- Given request
Copy out all lines where "category" appears.

>>>>>

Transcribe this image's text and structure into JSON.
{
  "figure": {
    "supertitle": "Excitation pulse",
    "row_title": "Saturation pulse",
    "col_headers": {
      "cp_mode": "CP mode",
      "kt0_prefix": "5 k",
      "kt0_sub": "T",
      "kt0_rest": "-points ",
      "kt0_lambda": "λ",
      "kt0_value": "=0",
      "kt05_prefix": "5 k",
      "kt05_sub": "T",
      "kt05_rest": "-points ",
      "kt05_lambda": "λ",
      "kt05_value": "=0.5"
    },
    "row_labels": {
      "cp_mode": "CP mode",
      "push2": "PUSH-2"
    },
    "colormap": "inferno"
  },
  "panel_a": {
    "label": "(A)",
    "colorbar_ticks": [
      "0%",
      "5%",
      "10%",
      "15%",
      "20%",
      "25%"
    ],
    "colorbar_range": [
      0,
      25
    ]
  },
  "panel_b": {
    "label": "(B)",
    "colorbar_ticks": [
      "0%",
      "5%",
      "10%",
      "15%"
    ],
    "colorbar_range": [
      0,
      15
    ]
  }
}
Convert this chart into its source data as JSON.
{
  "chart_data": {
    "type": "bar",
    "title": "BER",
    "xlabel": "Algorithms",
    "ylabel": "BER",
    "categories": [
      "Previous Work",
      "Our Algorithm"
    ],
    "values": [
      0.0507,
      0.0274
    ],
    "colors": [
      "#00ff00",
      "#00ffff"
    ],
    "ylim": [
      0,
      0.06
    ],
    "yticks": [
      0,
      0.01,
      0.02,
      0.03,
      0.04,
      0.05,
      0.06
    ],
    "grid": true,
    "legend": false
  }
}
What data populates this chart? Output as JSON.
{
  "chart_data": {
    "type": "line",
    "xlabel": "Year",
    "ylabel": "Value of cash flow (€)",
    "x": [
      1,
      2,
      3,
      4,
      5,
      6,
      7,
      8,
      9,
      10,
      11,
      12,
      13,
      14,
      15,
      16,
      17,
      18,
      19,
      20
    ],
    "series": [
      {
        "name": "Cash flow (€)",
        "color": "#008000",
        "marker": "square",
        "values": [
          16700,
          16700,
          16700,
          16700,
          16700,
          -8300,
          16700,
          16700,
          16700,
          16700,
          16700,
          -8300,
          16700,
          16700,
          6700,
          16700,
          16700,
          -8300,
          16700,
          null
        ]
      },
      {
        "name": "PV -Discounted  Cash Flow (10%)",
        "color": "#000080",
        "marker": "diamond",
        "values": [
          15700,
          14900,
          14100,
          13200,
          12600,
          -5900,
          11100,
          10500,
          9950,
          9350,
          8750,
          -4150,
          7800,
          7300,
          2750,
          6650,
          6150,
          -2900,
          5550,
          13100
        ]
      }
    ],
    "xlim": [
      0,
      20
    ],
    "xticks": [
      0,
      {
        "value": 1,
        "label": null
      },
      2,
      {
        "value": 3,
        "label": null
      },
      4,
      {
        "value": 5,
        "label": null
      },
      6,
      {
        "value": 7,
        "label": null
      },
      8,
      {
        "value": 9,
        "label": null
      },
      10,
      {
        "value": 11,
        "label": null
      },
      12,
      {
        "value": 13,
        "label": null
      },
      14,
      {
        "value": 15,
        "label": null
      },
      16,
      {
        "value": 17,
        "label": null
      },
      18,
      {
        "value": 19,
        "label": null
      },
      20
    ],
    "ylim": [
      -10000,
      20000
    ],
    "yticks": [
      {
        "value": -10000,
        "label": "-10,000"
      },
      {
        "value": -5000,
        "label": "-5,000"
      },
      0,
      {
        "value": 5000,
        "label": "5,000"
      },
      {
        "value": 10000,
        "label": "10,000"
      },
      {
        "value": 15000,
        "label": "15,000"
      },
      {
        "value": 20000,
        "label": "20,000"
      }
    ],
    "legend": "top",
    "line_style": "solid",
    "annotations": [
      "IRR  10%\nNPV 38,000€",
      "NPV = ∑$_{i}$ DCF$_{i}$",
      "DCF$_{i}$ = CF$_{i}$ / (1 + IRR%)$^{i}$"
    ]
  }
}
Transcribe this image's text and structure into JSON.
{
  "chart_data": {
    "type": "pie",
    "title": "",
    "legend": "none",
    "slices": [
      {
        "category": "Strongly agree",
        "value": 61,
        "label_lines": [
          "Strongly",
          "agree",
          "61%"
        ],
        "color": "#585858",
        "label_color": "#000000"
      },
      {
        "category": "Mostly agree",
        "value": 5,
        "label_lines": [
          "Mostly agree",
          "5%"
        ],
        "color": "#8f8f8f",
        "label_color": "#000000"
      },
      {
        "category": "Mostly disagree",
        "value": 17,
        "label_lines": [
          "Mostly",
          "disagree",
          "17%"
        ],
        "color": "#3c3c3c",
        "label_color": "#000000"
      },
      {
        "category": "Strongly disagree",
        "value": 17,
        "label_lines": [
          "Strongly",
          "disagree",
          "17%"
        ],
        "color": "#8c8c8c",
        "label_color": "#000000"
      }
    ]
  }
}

<<<<<

- Solved exercise
        "category": "Strongly agree",
        "category": "Mostly agree",
        "category": "Mostly disagree",
        "category": "Strongly disagree",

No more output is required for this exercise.